The request: Find the string "Negotiating" in the listing and report every line that has it.

Material for this task:
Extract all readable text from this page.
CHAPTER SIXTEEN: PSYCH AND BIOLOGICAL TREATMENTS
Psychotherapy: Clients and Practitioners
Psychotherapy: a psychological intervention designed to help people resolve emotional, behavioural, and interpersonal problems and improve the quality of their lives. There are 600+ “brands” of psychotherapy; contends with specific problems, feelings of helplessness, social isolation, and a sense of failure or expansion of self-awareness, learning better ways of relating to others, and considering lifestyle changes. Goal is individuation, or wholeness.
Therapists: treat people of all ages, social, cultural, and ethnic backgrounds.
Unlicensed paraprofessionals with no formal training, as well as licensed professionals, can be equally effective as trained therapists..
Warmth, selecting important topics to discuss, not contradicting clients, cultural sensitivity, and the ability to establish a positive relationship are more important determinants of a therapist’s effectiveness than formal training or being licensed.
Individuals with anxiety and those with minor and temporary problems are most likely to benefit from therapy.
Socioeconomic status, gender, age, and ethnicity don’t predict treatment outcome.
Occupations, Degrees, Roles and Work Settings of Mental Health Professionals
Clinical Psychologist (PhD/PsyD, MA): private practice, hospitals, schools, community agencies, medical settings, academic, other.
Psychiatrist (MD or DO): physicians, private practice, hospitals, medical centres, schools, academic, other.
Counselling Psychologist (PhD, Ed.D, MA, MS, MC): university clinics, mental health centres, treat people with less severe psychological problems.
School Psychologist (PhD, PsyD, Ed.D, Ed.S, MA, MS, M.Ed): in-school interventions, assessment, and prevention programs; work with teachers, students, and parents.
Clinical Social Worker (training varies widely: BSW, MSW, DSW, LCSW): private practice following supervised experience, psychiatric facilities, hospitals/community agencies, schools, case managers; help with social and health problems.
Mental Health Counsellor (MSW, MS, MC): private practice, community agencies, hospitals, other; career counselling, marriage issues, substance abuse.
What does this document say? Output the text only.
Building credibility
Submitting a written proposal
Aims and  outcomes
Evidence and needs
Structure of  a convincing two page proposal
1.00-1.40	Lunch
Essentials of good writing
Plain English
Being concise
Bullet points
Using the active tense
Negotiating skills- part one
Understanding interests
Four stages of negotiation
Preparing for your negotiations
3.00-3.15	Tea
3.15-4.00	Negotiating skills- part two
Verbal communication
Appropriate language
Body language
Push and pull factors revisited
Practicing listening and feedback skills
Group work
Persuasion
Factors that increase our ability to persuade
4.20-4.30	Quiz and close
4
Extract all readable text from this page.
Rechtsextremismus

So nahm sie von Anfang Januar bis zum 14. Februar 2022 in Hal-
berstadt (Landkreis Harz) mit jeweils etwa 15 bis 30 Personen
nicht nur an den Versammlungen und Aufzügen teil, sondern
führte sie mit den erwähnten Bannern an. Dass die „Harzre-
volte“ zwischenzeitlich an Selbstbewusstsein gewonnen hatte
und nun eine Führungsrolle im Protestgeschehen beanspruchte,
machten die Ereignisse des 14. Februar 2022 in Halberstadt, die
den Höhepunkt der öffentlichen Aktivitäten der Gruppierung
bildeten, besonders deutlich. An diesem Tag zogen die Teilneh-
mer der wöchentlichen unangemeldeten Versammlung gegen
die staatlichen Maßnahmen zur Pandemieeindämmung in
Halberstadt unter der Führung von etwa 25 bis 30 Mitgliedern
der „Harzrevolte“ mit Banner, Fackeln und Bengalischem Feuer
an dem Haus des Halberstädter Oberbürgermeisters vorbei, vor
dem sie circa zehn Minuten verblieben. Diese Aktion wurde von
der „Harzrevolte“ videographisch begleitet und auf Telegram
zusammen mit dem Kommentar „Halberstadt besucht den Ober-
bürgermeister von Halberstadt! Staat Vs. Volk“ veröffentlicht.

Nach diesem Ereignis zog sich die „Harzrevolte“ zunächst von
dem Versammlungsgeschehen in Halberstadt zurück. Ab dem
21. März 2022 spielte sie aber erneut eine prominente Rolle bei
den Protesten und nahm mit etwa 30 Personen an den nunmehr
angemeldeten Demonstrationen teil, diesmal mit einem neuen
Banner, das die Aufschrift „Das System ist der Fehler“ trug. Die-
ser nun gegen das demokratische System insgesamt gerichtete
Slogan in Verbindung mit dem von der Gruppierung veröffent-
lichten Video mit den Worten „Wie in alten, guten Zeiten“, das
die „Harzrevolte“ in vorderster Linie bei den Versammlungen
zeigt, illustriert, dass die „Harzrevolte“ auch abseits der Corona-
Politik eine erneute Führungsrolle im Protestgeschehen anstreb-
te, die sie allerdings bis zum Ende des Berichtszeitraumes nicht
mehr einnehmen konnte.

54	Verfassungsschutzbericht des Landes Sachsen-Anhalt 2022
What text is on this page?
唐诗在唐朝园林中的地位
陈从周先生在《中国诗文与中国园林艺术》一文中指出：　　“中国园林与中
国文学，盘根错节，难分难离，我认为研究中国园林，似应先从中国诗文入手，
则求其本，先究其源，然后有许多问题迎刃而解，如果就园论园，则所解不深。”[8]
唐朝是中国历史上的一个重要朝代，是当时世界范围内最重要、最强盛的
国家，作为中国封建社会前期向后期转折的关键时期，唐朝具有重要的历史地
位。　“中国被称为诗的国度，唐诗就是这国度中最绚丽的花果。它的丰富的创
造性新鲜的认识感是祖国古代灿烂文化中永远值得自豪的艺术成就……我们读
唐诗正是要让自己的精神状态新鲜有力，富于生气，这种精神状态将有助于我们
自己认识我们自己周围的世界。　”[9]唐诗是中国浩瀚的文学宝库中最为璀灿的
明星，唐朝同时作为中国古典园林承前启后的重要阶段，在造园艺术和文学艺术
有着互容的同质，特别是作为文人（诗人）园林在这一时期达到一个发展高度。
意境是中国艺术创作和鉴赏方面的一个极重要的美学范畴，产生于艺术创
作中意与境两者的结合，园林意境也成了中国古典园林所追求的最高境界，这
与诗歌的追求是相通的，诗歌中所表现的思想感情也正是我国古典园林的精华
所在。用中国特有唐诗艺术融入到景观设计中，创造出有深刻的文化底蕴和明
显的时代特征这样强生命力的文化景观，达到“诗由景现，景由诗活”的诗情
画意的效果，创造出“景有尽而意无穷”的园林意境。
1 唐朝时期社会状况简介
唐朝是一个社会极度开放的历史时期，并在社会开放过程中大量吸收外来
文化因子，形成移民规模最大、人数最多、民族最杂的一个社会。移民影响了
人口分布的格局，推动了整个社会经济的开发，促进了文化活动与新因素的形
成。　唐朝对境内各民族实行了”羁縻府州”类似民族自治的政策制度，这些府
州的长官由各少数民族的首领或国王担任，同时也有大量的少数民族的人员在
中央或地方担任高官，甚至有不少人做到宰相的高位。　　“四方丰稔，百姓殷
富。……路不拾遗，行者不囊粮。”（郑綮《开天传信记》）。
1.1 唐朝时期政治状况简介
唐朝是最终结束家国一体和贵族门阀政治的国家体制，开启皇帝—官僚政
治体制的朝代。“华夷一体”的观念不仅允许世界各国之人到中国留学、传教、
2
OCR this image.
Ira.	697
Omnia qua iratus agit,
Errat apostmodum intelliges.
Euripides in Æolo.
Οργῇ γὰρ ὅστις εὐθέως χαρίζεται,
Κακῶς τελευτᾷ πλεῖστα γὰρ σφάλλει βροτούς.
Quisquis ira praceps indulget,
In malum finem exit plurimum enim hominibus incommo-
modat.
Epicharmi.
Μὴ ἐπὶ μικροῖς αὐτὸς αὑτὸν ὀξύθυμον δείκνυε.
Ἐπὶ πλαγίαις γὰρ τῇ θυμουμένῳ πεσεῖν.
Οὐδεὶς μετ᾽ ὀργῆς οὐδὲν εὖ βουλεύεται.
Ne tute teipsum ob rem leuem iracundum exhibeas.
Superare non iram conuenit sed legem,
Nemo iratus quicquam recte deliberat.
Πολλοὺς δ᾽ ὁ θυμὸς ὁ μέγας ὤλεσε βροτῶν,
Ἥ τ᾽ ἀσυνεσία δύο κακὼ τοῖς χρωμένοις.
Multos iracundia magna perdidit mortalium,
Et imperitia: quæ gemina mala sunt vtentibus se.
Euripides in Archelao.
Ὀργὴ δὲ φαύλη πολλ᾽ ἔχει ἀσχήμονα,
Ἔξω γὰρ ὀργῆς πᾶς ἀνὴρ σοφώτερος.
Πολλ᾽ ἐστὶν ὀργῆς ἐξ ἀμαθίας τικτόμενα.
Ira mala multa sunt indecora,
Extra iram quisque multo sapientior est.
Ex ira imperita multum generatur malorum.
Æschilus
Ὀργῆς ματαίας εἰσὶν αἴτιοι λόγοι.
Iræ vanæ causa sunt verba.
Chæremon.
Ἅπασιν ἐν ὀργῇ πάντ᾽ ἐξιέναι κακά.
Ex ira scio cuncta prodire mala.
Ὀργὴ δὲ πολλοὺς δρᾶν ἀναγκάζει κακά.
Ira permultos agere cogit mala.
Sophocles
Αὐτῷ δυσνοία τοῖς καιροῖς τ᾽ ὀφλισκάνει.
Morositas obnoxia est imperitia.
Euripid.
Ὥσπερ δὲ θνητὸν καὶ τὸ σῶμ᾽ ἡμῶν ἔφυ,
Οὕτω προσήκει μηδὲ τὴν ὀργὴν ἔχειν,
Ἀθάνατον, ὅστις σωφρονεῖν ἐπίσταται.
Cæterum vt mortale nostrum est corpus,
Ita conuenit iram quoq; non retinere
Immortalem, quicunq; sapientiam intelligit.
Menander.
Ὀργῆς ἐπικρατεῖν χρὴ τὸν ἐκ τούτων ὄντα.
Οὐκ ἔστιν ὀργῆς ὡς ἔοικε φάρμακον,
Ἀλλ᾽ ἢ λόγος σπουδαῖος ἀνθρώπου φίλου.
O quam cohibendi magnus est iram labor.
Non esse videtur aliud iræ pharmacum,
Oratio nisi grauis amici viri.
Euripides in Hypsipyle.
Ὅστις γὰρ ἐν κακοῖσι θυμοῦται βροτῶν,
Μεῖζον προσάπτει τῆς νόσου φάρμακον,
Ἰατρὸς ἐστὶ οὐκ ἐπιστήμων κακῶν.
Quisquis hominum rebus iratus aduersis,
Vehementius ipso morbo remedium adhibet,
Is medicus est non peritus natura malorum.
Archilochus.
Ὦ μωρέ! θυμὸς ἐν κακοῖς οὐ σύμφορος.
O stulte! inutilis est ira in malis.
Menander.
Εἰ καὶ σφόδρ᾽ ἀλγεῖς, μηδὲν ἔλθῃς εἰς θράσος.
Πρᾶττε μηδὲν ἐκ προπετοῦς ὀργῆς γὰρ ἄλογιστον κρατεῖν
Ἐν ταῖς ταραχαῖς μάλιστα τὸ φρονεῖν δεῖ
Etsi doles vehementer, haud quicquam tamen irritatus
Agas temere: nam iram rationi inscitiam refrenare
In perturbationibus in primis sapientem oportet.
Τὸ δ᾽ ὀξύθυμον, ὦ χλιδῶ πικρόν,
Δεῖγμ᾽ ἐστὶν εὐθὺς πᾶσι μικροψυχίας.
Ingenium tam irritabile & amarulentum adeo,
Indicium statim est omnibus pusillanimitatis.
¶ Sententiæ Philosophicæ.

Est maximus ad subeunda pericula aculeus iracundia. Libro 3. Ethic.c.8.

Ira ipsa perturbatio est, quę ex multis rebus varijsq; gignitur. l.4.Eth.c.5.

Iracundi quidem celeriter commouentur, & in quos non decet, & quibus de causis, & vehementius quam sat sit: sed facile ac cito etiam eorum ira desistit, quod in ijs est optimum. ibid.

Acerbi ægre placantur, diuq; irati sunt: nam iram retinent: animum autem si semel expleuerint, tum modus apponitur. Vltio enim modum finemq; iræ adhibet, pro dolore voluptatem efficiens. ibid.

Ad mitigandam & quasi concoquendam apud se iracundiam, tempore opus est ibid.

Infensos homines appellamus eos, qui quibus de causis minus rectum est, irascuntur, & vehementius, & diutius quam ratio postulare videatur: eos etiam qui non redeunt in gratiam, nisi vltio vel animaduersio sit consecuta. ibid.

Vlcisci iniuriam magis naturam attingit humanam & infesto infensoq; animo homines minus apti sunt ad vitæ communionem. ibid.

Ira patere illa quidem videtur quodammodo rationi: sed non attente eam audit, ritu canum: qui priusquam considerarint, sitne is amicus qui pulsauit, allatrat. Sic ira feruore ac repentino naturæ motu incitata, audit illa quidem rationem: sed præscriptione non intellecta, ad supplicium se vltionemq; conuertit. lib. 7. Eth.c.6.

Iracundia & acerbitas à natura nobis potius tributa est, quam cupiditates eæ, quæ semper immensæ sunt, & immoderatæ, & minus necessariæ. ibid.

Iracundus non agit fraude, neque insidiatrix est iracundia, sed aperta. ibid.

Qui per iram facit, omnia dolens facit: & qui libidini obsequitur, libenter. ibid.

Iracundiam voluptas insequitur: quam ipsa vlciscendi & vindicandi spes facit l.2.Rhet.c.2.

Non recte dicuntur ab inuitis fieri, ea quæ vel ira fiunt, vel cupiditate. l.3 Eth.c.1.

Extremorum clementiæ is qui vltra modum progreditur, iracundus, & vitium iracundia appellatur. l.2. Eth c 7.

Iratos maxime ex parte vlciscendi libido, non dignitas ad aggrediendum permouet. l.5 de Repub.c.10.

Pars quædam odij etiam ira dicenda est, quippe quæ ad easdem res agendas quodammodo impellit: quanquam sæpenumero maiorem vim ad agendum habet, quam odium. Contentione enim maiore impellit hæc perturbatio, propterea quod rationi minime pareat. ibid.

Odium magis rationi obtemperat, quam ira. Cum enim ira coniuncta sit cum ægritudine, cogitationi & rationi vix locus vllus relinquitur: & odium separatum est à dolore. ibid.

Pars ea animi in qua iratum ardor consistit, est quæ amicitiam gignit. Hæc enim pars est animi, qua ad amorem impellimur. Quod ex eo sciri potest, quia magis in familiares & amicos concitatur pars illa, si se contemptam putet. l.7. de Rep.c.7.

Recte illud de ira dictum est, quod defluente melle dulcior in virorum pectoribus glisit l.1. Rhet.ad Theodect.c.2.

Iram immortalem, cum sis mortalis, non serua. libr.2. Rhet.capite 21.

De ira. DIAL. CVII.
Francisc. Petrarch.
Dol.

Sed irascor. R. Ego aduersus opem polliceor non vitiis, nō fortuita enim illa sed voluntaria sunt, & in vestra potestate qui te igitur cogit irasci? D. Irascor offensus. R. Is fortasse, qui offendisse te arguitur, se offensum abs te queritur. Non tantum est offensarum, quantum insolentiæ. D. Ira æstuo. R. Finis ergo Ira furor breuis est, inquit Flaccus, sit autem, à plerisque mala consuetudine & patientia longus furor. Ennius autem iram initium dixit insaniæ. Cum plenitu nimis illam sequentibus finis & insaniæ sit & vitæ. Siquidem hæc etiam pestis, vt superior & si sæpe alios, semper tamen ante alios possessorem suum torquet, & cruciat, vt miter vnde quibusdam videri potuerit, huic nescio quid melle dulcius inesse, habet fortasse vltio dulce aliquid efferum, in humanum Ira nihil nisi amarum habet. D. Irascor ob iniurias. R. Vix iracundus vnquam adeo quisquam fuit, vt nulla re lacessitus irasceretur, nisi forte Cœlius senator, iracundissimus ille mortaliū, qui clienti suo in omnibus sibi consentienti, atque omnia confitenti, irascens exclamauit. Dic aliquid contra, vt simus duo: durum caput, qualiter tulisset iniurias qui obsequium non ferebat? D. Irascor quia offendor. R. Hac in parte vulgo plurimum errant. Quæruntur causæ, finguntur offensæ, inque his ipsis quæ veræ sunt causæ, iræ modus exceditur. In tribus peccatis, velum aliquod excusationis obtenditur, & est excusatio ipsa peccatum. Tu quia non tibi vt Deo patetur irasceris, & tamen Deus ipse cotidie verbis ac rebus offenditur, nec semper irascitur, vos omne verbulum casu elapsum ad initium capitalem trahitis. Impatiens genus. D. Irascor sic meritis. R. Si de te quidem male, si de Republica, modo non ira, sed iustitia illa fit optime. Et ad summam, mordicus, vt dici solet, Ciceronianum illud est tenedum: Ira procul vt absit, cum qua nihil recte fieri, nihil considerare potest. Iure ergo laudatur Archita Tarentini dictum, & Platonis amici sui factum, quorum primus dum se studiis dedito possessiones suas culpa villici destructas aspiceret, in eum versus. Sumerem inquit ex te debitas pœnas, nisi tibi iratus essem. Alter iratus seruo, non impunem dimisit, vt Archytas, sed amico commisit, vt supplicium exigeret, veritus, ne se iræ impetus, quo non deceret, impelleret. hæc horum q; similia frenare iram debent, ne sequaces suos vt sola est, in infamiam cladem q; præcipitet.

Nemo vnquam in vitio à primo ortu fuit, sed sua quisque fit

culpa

Worked answer:
Negotiating skills- part one
3.15-4.00	Negotiating skills- part two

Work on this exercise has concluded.